• [Entries provided]
^^^^^^^^^^^^^^^^
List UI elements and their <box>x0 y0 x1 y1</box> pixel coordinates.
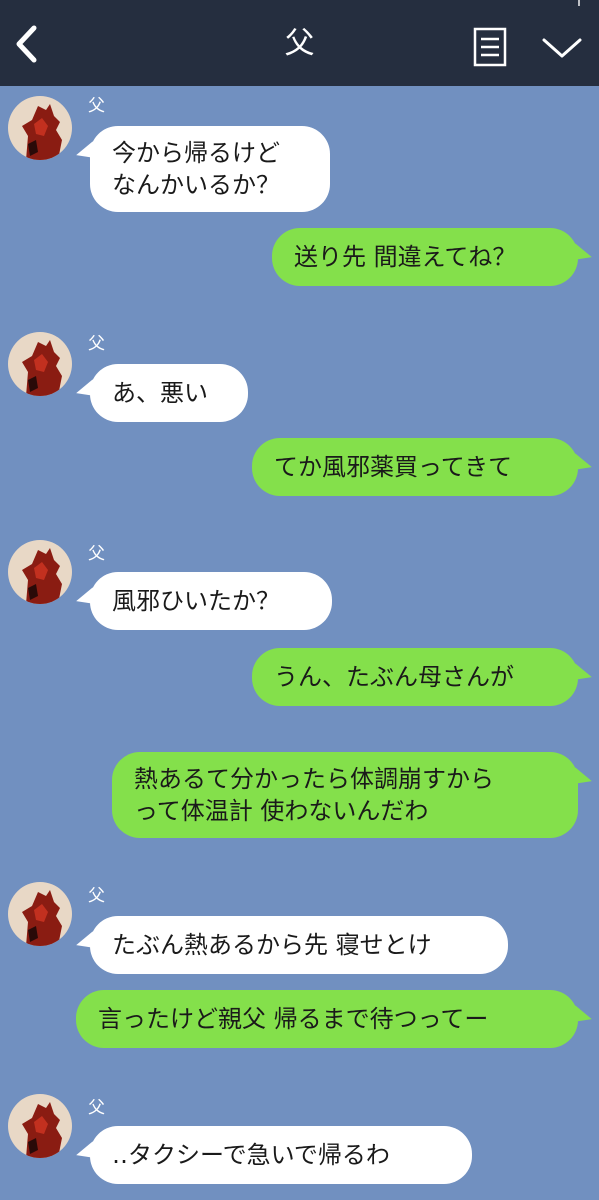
^^^^^^^^^^^^^^^^
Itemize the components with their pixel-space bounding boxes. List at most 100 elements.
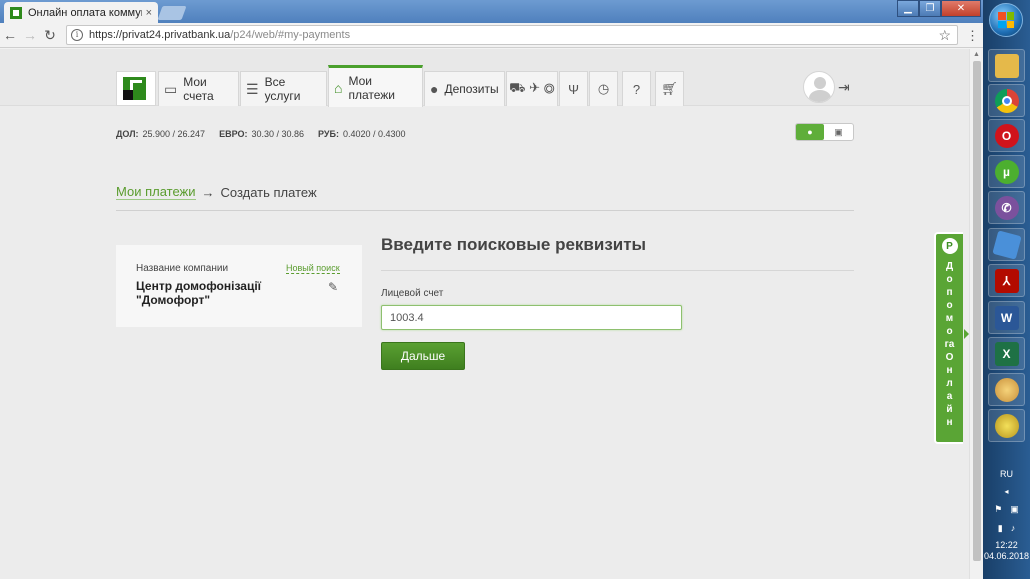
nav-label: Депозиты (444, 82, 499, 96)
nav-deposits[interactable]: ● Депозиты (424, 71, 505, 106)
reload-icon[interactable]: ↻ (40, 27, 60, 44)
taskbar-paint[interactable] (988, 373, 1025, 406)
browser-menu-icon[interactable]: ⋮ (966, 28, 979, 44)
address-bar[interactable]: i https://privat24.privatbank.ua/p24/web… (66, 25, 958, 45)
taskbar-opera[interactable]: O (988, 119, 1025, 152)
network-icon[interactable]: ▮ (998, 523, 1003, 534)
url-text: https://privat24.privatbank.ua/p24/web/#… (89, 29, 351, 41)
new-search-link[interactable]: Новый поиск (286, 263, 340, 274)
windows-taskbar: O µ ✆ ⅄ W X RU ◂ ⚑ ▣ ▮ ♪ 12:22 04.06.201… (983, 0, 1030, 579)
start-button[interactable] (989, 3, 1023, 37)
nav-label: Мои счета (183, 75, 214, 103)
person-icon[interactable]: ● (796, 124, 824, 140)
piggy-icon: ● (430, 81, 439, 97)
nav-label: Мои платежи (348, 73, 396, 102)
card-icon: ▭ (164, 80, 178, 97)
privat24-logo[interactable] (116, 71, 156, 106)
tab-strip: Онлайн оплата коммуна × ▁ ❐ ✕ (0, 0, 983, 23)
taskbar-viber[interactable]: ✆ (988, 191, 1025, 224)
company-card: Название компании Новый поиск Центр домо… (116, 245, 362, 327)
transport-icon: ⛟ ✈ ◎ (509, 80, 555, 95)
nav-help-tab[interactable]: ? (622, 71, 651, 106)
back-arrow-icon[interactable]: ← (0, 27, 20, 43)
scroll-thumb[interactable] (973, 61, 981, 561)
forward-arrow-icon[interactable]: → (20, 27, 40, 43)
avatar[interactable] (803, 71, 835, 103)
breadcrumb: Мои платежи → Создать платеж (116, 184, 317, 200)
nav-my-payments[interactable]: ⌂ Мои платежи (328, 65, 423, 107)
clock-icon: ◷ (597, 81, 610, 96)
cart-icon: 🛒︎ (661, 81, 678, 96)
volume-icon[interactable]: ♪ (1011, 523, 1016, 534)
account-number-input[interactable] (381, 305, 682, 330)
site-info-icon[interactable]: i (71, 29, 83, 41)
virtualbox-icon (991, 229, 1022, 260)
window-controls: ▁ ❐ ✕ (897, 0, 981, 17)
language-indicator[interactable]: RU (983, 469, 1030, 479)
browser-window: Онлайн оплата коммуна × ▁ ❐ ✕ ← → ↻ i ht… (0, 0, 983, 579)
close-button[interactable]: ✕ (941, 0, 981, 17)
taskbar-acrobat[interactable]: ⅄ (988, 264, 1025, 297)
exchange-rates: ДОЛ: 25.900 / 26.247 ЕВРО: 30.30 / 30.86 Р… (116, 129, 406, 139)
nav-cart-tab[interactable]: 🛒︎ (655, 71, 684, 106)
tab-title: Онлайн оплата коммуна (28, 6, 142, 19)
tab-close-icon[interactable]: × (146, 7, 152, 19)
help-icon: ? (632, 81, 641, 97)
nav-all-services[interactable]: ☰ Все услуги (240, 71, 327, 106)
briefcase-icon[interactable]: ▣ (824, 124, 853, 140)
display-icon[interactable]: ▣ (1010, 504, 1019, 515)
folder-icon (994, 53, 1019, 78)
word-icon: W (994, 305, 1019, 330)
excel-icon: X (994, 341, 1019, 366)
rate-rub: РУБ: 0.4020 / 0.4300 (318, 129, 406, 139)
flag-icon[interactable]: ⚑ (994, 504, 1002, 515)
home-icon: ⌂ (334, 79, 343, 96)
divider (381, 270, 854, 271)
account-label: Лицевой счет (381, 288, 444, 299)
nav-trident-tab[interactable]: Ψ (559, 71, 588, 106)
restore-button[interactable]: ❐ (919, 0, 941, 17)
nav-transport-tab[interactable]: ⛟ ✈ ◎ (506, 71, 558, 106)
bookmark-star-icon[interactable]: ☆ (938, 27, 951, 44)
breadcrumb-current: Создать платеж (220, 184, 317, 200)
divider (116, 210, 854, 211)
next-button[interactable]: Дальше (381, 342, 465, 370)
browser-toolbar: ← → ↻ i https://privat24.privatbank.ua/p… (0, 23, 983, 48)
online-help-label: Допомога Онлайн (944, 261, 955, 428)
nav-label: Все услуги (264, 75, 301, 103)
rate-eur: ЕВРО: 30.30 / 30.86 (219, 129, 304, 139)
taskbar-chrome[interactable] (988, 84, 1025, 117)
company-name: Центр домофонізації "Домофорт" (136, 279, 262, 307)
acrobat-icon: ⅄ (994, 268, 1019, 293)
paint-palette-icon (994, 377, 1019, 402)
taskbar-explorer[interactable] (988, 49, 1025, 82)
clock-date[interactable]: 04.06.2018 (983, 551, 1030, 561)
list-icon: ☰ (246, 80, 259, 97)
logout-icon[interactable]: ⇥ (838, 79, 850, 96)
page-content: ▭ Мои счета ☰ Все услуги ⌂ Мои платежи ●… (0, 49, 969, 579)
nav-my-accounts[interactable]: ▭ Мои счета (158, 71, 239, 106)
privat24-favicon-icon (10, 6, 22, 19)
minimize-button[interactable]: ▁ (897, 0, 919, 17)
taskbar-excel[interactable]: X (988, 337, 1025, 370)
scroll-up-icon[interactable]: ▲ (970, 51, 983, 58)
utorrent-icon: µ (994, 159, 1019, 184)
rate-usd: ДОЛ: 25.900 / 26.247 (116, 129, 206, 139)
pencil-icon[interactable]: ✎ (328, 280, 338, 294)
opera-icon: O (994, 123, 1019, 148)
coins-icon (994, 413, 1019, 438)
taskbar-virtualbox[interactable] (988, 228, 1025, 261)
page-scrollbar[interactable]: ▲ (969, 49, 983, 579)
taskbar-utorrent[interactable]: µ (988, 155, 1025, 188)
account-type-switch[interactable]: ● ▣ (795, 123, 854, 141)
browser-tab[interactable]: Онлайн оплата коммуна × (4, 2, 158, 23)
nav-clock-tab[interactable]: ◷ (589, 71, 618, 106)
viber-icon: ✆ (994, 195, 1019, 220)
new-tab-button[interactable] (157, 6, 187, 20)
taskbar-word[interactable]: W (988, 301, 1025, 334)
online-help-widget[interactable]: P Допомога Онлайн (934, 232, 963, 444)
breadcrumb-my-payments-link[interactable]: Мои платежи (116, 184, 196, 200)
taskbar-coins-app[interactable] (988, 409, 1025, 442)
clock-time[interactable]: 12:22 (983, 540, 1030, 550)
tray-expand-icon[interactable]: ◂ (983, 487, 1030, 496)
^^^^^^^^^^^^^^^^
• [The request]
Which lines of the material contain the string "close"? List each of them in full.

• [Written reply]
close-button[interactable]: ✕ (941, 0, 981, 17)
tab-close-icon[interactable]: × (146, 7, 152, 19)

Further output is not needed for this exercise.